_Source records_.

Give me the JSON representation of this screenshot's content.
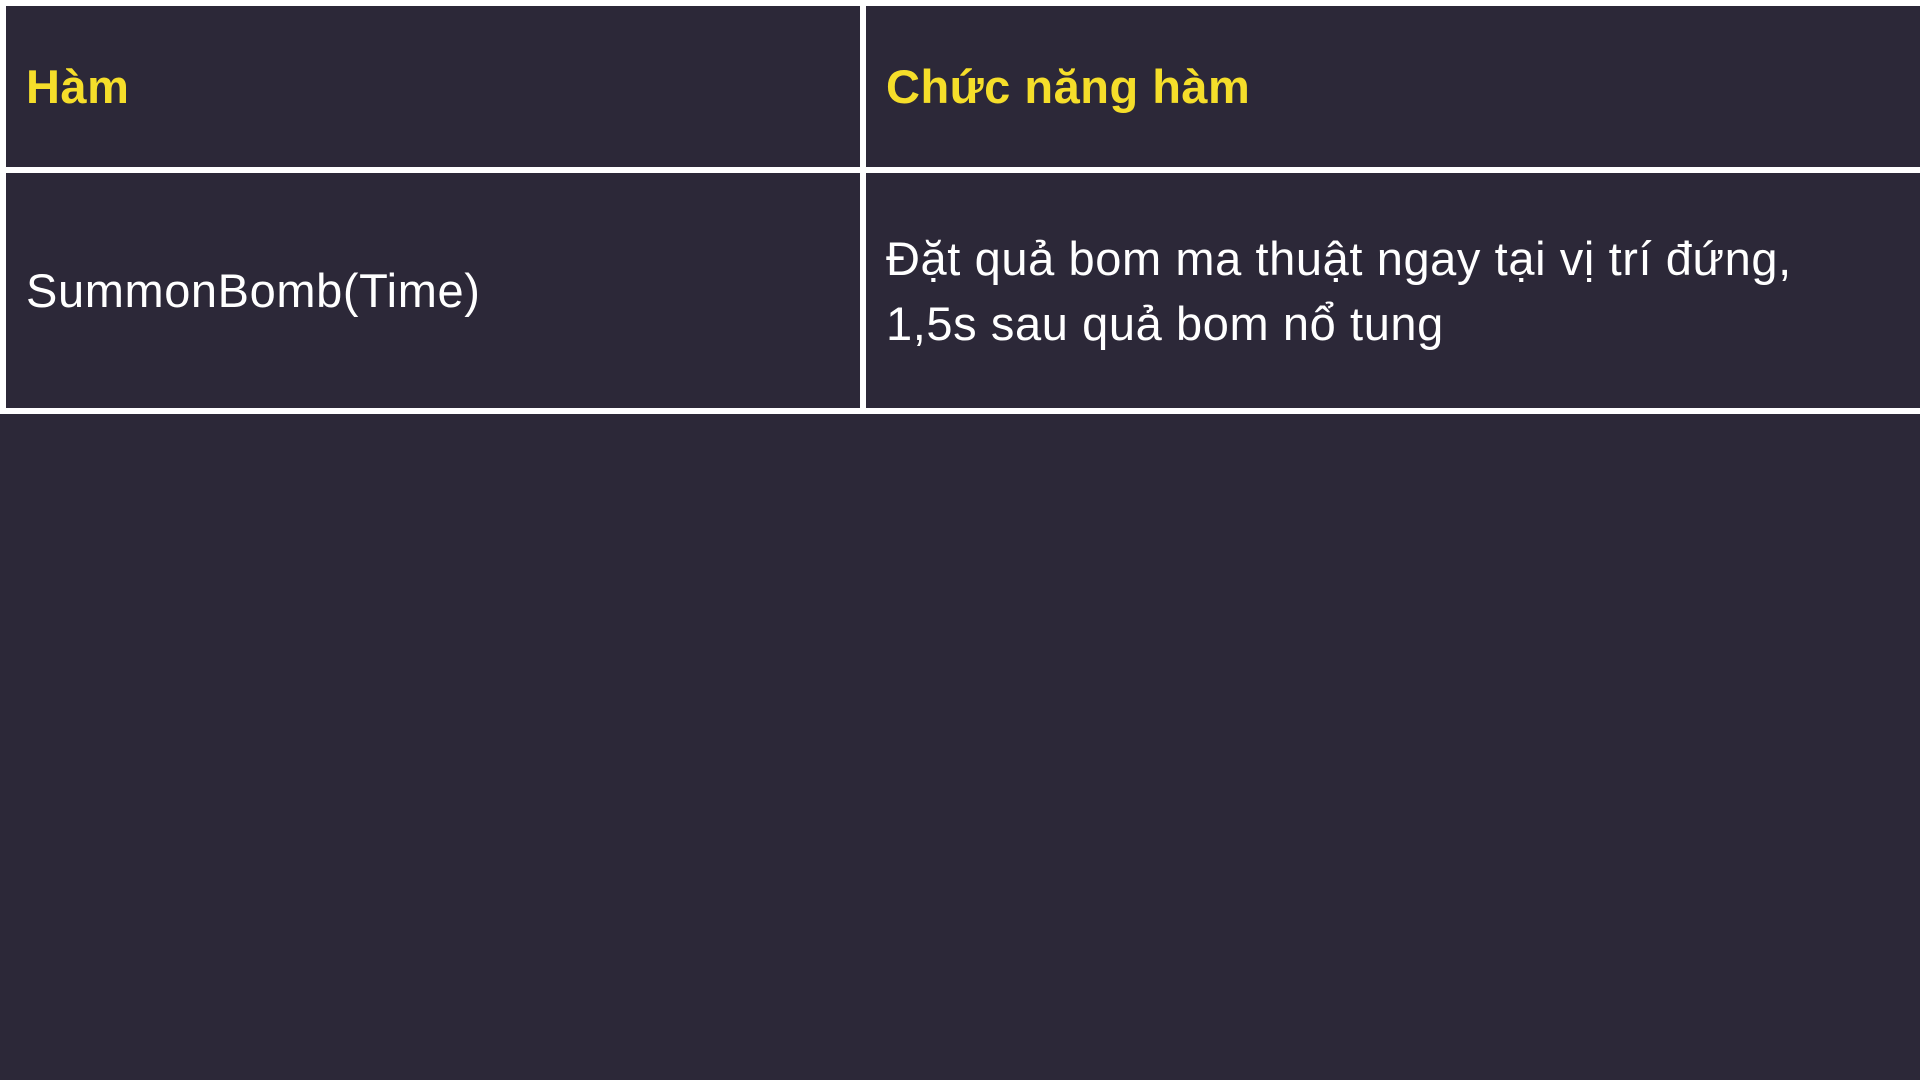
{
  "table": {
    "headers": [
      "Hàm",
      "Chức năng hàm"
    ],
    "rows": [
      {
        "function": "SummonBomb(Time)",
        "description_lines": [
          "Đặt quả bom ma thuật ngay tại vị trí đứng,",
          "1,5s sau quả bom nổ tung"
        ]
      }
    ]
  },
  "colors": {
    "background": "#2c2838",
    "header_text": "#f5de2a",
    "body_text": "#ffffff",
    "border": "#ffffff"
  }
}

_TASK OBJECTIVE_.
Except for the pictures, give all the material above again verbatim.

_RESULT FOR THIS EXERCISE_.
Give me the JSON representation of this screenshot's content.
{
  "table": {
    "headers": [
      "Hàm",
      "Chức năng hàm"
    ],
    "rows": [
      {
        "function": "SummonBomb(Time)",
        "description_lines": [
          "Đặt quả bom ma thuật ngay tại vị trí đứng,",
          "1,5s sau quả bom nổ tung"
        ]
      }
    ]
  },
  "colors": {
    "background": "#2c2838",
    "header_text": "#f5de2a",
    "body_text": "#ffffff",
    "border": "#ffffff"
  }
}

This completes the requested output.